Excerpts from a figure dataset:
════

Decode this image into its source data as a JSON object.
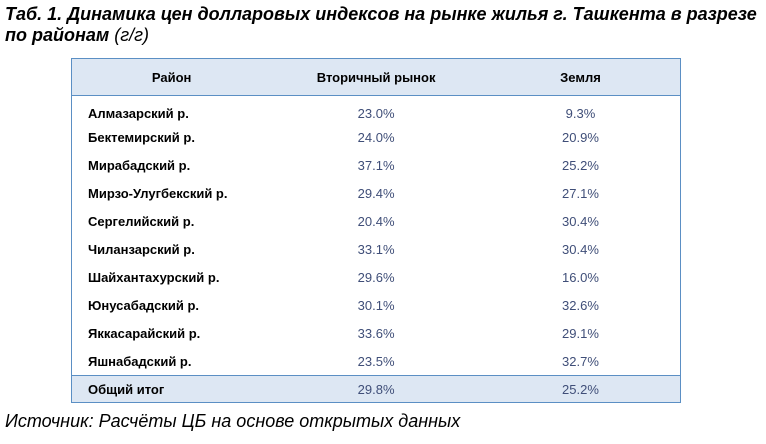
{
  "title": {
    "main": "Таб. 1. Динамика цен долларовых индексов на рынке жилья г. Ташкента в разрезе по районам",
    "unit": "(г/г)"
  },
  "table": {
    "headers": [
      "Район",
      "Вторичный рынок",
      "Земля"
    ],
    "rows": [
      {
        "district": "Алмазарский р.",
        "secondary": "23.0%",
        "land": "9.3%"
      },
      {
        "district": "Бектемирский р.",
        "secondary": "24.0%",
        "land": "20.9%"
      },
      {
        "district": "Мирабадский р.",
        "secondary": "37.1%",
        "land": "25.2%"
      },
      {
        "district": "Мирзо-Улугбекский р.",
        "secondary": "29.4%",
        "land": "27.1%"
      },
      {
        "district": "Сергелийский р.",
        "secondary": "20.4%",
        "land": "30.4%"
      },
      {
        "district": "Чиланзарский р.",
        "secondary": "33.1%",
        "land": "30.4%"
      },
      {
        "district": "Шайхантахурский р.",
        "secondary": "29.6%",
        "land": "16.0%"
      },
      {
        "district": "Юнусабадский р.",
        "secondary": "30.1%",
        "land": "32.6%"
      },
      {
        "district": "Яккасарайский р.",
        "secondary": "33.6%",
        "land": "29.1%"
      },
      {
        "district": "Яшнабадский р.",
        "secondary": "23.5%",
        "land": "32.7%"
      }
    ],
    "total": {
      "district": "Общий итог",
      "secondary": "29.8%",
      "land": "25.2%"
    }
  },
  "source": "Источник: Расчёты ЦБ на основе открытых данных",
  "colors": {
    "header_bg": "#dde7f3",
    "border": "#5b8fc4",
    "value_text": "#3f4e78"
  }
}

════

▶ _WHAT IS BEING ASKED_: Every entry above should be duplicated exactly. Do not include the images.

▶ _FINAL RESULT_:
Decode this image into its source data as a JSON object.
{
  "title": {
    "main": "Таб. 1. Динамика цен долларовых индексов на рынке жилья г. Ташкента в разрезе по районам",
    "unit": "(г/г)"
  },
  "table": {
    "headers": [
      "Район",
      "Вторичный рынок",
      "Земля"
    ],
    "rows": [
      {
        "district": "Алмазарский р.",
        "secondary": "23.0%",
        "land": "9.3%"
      },
      {
        "district": "Бектемирский р.",
        "secondary": "24.0%",
        "land": "20.9%"
      },
      {
        "district": "Мирабадский р.",
        "secondary": "37.1%",
        "land": "25.2%"
      },
      {
        "district": "Мирзо-Улугбекский р.",
        "secondary": "29.4%",
        "land": "27.1%"
      },
      {
        "district": "Сергелийский р.",
        "secondary": "20.4%",
        "land": "30.4%"
      },
      {
        "district": "Чиланзарский р.",
        "secondary": "33.1%",
        "land": "30.4%"
      },
      {
        "district": "Шайхантахурский р.",
        "secondary": "29.6%",
        "land": "16.0%"
      },
      {
        "district": "Юнусабадский р.",
        "secondary": "30.1%",
        "land": "32.6%"
      },
      {
        "district": "Яккасарайский р.",
        "secondary": "33.6%",
        "land": "29.1%"
      },
      {
        "district": "Яшнабадский р.",
        "secondary": "23.5%",
        "land": "32.7%"
      }
    ],
    "total": {
      "district": "Общий итог",
      "secondary": "29.8%",
      "land": "25.2%"
    }
  },
  "source": "Источник: Расчёты ЦБ на основе открытых данных",
  "colors": {
    "header_bg": "#dde7f3",
    "border": "#5b8fc4",
    "value_text": "#3f4e78"
  }
}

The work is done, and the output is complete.